> _TASK GOAL_: Skip any picture you find and retype all the remaining lines exactly.
________________________________________
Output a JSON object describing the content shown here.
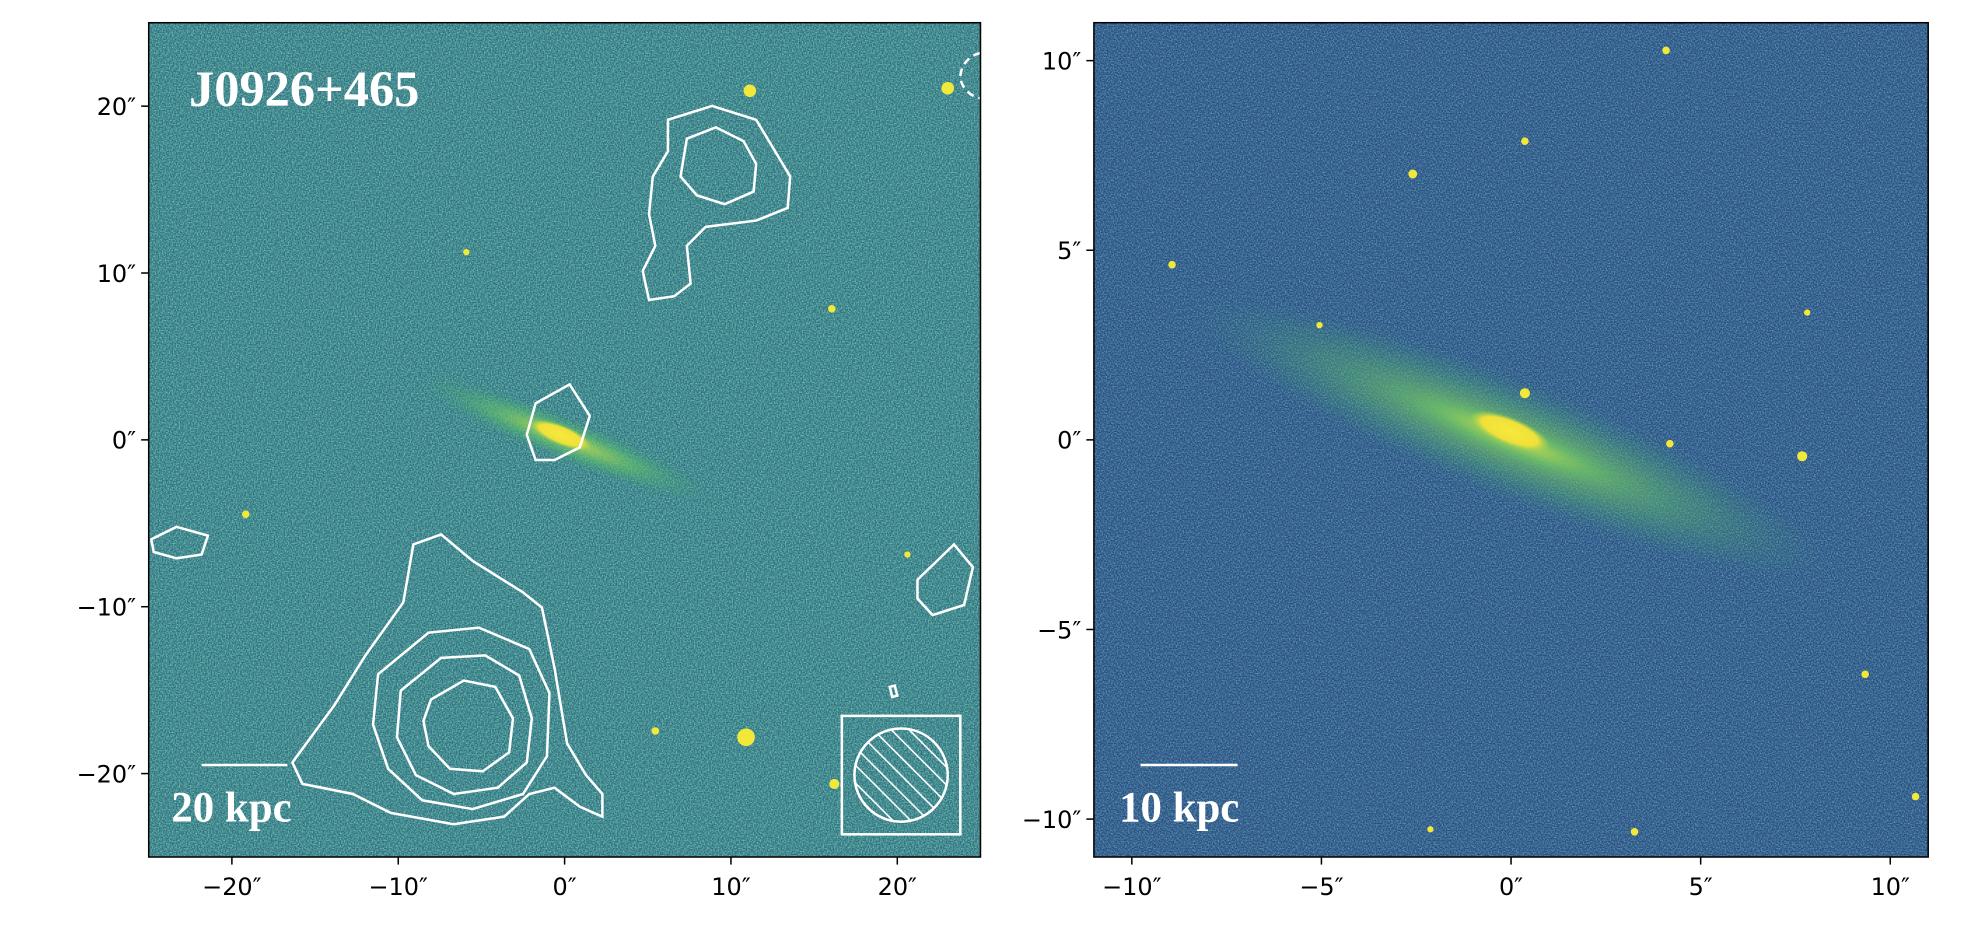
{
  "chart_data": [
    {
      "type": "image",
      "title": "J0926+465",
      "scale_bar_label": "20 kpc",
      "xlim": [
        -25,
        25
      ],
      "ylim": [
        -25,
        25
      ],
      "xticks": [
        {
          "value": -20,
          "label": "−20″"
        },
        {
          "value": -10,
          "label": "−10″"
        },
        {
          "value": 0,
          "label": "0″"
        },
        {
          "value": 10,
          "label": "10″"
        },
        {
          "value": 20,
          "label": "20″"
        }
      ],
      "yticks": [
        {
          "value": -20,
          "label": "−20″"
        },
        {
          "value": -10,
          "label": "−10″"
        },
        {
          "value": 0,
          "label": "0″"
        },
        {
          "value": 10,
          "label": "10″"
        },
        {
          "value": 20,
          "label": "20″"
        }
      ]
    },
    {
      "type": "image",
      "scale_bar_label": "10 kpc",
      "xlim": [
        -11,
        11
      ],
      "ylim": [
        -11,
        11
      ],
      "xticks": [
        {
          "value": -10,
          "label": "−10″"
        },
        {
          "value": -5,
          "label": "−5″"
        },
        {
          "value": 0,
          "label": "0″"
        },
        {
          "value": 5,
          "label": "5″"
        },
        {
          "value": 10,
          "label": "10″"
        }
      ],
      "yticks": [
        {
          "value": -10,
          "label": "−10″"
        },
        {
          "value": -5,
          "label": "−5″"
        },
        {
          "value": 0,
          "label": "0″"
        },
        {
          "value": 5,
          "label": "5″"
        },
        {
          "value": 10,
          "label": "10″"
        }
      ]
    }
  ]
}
________________________________________
> _TASK OUTPUT_:
Output a JSON object describing the content shown here.
{
  "chart_data": [
    {
      "type": "image",
      "title": "J0926+465",
      "scale_bar_label": "20 kpc",
      "xlim": [
        -25,
        25
      ],
      "ylim": [
        -25,
        25
      ],
      "xticks": [
        {
          "value": -20,
          "label": "−20″"
        },
        {
          "value": -10,
          "label": "−10″"
        },
        {
          "value": 0,
          "label": "0″"
        },
        {
          "value": 10,
          "label": "10″"
        },
        {
          "value": 20,
          "label": "20″"
        }
      ],
      "yticks": [
        {
          "value": -20,
          "label": "−20″"
        },
        {
          "value": -10,
          "label": "−10″"
        },
        {
          "value": 0,
          "label": "0″"
        },
        {
          "value": 10,
          "label": "10″"
        },
        {
          "value": 20,
          "label": "20″"
        }
      ]
    },
    {
      "type": "image",
      "scale_bar_label": "10 kpc",
      "xlim": [
        -11,
        11
      ],
      "ylim": [
        -11,
        11
      ],
      "xticks": [
        {
          "value": -10,
          "label": "−10″"
        },
        {
          "value": -5,
          "label": "−5″"
        },
        {
          "value": 0,
          "label": "0″"
        },
        {
          "value": 5,
          "label": "5″"
        },
        {
          "value": 10,
          "label": "10″"
        }
      ],
      "yticks": [
        {
          "value": -10,
          "label": "−10″"
        },
        {
          "value": -5,
          "label": "−5″"
        },
        {
          "value": 0,
          "label": "0″"
        },
        {
          "value": 5,
          "label": "5″"
        },
        {
          "value": 10,
          "label": "10″"
        }
      ]
    }
  ]
}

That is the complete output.